:: OBJECTIVE ::
Write every line of the material out exactly as shown.

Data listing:
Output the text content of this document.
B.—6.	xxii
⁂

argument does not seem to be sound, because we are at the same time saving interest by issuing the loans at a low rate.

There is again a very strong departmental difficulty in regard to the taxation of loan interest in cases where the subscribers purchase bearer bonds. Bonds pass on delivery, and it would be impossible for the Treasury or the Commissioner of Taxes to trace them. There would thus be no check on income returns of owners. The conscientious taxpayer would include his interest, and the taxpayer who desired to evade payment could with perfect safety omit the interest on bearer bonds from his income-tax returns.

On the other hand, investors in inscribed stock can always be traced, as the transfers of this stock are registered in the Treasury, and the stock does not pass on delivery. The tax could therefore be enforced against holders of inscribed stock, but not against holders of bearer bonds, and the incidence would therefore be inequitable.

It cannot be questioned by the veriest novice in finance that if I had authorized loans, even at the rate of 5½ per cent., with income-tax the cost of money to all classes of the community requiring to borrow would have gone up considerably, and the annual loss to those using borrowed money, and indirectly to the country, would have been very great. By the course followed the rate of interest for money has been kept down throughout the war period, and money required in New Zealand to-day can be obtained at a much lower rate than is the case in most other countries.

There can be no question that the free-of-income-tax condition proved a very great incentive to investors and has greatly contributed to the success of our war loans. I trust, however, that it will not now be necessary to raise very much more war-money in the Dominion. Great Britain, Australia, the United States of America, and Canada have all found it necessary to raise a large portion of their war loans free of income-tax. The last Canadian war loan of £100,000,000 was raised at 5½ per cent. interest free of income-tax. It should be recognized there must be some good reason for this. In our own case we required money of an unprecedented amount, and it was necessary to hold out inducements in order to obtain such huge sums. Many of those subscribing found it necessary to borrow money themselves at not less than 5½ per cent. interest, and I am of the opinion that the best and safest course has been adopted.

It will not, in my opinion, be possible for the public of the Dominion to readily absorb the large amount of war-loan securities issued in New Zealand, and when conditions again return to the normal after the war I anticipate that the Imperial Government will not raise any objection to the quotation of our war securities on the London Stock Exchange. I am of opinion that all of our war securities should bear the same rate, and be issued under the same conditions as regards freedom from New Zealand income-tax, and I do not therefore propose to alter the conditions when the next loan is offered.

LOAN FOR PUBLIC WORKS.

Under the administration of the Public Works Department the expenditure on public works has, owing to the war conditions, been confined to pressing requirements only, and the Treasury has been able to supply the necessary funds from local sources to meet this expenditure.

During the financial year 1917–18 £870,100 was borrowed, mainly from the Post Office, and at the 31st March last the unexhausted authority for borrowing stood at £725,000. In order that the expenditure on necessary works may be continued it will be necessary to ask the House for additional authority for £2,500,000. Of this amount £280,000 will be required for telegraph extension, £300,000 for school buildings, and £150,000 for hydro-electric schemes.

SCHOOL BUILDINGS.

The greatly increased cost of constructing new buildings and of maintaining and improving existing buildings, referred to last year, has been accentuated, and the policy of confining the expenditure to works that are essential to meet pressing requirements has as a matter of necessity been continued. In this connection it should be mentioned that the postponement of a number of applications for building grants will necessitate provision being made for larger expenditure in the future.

:: TASK OUTPUT ::
Output the text content of this document.
B.—6.	xxii
⁂

argument does not seem to be sound, because we are at the same time saving interest by issuing the loans at a low rate.

There is again a very strong departmental difficulty in regard to the taxation of loan interest in cases where the subscribers purchase bearer bonds. Bonds pass on delivery, and it would be impossible for the Treasury or the Commissioner of Taxes to trace them. There would thus be no check on income returns of owners. The conscientious taxpayer would include his interest, and the taxpayer who desired to evade payment could with perfect safety omit the interest on bearer bonds from his income-tax returns.

On the other hand, investors in inscribed stock can always be traced, as the transfers of this stock are registered in the Treasury, and the stock does not pass on delivery. The tax could therefore be enforced against holders of inscribed stock, but not against holders of bearer bonds, and the incidence would therefore be inequitable.

It cannot be questioned by the veriest novice in finance that if I had authorized loans, even at the rate of 5½ per cent., with income-tax the cost of money to all classes of the community requiring to borrow would have gone up considerably, and the annual loss to those using borrowed money, and indirectly to the country, would have been very great. By the course followed the rate of interest for money has been kept down throughout the war period, and money required in New Zealand to-day can be obtained at a much lower rate than is the case in most other countries.

There can be no question that the free-of-income-tax condition proved a very great incentive to investors and has greatly contributed to the success of our war loans. I trust, however, that it will not now be necessary to raise very much more war-money in the Dominion. Great Britain, Australia, the United States of America, and Canada have all found it necessary to raise a large portion of their war loans free of income-tax. The last Canadian war loan of £100,000,000 was raised at 5½ per cent. interest free of income-tax. It should be recognized there must be some good reason for this. In our own case we required money of an unprecedented amount, and it was necessary to hold out inducements in order to obtain such huge sums. Many of those subscribing found it necessary to borrow money themselves at not less than 5½ per cent. interest, and I am of the opinion that the best and safest course has been adopted.

It will not, in my opinion, be possible for the public of the Dominion to readily absorb the large amount of war-loan securities issued in New Zealand, and when conditions again return to the normal after the war I anticipate that the Imperial Government will not raise any objection to the quotation of our war securities on the London Stock Exchange. I am of opinion that all of our war securities should bear the same rate, and be issued under the same conditions as regards freedom from New Zealand income-tax, and I do not therefore propose to alter the conditions when the next loan is offered.

LOAN FOR PUBLIC WORKS.

Under the administration of the Public Works Department the expenditure on public works has, owing to the war conditions, been confined to pressing requirements only, and the Treasury has been able to supply the necessary funds from local sources to meet this expenditure.

During the financial year 1917–18 £870,100 was borrowed, mainly from the Post Office, and at the 31st March last the unexhausted authority for borrowing stood at £725,000. In order that the expenditure on necessary works may be continued it will be necessary to ask the House for additional authority for £2,500,000. Of this amount £280,000 will be required for telegraph extension, £300,000 for school buildings, and £150,000 for hydro-electric schemes.

SCHOOL BUILDINGS.

The greatly increased cost of constructing new buildings and of maintaining and improving existing buildings, referred to last year, has been accentuated, and the policy of confining the expenditure to works that are essential to meet pressing requirements has as a matter of necessity been continued. In this connection it should be mentioned that the postponement of a number of applications for building grants will necessitate provision being made for larger expenditure in the future.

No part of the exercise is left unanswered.